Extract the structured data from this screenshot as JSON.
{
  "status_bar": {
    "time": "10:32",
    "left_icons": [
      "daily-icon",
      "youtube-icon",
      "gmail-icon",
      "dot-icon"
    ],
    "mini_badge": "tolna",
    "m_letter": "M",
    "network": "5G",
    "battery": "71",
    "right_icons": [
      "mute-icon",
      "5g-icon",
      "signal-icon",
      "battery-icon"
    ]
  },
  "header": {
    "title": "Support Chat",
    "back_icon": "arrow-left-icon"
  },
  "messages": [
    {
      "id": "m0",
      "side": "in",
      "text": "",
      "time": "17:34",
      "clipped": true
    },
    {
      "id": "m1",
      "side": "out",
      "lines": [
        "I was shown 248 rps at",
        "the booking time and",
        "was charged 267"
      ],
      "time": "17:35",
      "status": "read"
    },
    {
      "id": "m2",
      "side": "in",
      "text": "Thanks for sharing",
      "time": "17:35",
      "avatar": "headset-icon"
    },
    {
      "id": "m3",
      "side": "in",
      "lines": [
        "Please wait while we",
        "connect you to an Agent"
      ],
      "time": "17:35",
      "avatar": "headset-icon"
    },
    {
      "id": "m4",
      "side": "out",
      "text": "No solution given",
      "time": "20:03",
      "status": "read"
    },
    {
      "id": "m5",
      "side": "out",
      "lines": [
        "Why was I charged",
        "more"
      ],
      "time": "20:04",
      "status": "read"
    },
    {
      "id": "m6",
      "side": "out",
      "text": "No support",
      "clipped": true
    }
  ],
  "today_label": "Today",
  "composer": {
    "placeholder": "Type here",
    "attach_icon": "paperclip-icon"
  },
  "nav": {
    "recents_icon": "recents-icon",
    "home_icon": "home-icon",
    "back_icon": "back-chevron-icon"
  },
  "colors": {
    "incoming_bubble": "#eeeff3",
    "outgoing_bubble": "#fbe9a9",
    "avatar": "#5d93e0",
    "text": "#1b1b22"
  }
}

Given request: Output each record precisely as given.

Result of this exercise:
Extract the structured data from this screenshot as JSON.
{
  "status_bar": {
    "time": "10:32",
    "left_icons": [
      "daily-icon",
      "youtube-icon",
      "gmail-icon",
      "dot-icon"
    ],
    "mini_badge": "tolna",
    "m_letter": "M",
    "network": "5G",
    "battery": "71",
    "right_icons": [
      "mute-icon",
      "5g-icon",
      "signal-icon",
      "battery-icon"
    ]
  },
  "header": {
    "title": "Support Chat",
    "back_icon": "arrow-left-icon"
  },
  "messages": [
    {
      "id": "m0",
      "side": "in",
      "text": "",
      "time": "17:34",
      "clipped": true
    },
    {
      "id": "m1",
      "side": "out",
      "lines": [
        "I was shown 248 rps at",
        "the booking time and",
        "was charged 267"
      ],
      "time": "17:35",
      "status": "read"
    },
    {
      "id": "m2",
      "side": "in",
      "text": "Thanks for sharing",
      "time": "17:35",
      "avatar": "headset-icon"
    },
    {
      "id": "m3",
      "side": "in",
      "lines": [
        "Please wait while we",
        "connect you to an Agent"
      ],
      "time": "17:35",
      "avatar": "headset-icon"
    },
    {
      "id": "m4",
      "side": "out",
      "text": "No solution given",
      "time": "20:03",
      "status": "read"
    },
    {
      "id": "m5",
      "side": "out",
      "lines": [
        "Why was I charged",
        "more"
      ],
      "time": "20:04",
      "status": "read"
    },
    {
      "id": "m6",
      "side": "out",
      "text": "No support",
      "clipped": true
    }
  ],
  "today_label": "Today",
  "composer": {
    "placeholder": "Type here",
    "attach_icon": "paperclip-icon"
  },
  "nav": {
    "recents_icon": "recents-icon",
    "home_icon": "home-icon",
    "back_icon": "back-chevron-icon"
  },
  "colors": {
    "incoming_bubble": "#eeeff3",
    "outgoing_bubble": "#fbe9a9",
    "avatar": "#5d93e0",
    "text": "#1b1b22"
  }
}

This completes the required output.